**SHORT EXERCISE:** Look through the lines below and extract each one that contains "Just".

**Stored data:**
## START
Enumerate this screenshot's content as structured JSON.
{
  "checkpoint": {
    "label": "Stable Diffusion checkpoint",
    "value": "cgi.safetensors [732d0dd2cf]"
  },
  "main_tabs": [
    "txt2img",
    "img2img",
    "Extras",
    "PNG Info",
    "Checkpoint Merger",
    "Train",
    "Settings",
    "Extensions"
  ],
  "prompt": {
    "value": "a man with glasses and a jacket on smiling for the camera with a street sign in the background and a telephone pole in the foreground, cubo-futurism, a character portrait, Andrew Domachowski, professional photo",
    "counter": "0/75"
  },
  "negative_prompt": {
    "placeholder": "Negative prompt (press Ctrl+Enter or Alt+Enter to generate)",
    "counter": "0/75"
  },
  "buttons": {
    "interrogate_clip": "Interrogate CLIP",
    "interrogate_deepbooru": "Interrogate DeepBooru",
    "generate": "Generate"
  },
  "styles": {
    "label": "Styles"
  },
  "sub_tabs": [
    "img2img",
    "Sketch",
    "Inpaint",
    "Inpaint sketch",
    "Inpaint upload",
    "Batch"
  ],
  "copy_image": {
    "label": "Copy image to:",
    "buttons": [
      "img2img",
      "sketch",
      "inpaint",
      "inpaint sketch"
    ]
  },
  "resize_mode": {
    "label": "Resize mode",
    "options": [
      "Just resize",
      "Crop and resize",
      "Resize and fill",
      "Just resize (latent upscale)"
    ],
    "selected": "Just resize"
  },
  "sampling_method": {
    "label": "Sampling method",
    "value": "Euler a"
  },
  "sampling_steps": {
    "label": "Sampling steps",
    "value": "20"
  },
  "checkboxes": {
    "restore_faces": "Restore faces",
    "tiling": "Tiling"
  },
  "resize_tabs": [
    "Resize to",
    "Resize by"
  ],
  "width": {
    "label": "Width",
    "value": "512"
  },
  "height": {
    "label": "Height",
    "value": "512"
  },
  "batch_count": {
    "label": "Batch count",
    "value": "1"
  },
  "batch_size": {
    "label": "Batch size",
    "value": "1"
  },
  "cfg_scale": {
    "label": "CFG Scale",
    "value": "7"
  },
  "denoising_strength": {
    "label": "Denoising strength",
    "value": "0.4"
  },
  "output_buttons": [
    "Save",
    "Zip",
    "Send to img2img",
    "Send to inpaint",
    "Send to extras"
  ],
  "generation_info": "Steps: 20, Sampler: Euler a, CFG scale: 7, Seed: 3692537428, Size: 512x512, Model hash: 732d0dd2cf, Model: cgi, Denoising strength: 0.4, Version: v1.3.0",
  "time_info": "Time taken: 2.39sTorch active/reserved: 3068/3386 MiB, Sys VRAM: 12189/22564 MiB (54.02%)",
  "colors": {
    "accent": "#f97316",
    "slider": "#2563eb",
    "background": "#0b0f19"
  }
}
## END
**SOLUTION FOR THIS EXERCISE:**
      "Just resize",
      "Just resize (latent upscale)"
    "selected": "Just resize"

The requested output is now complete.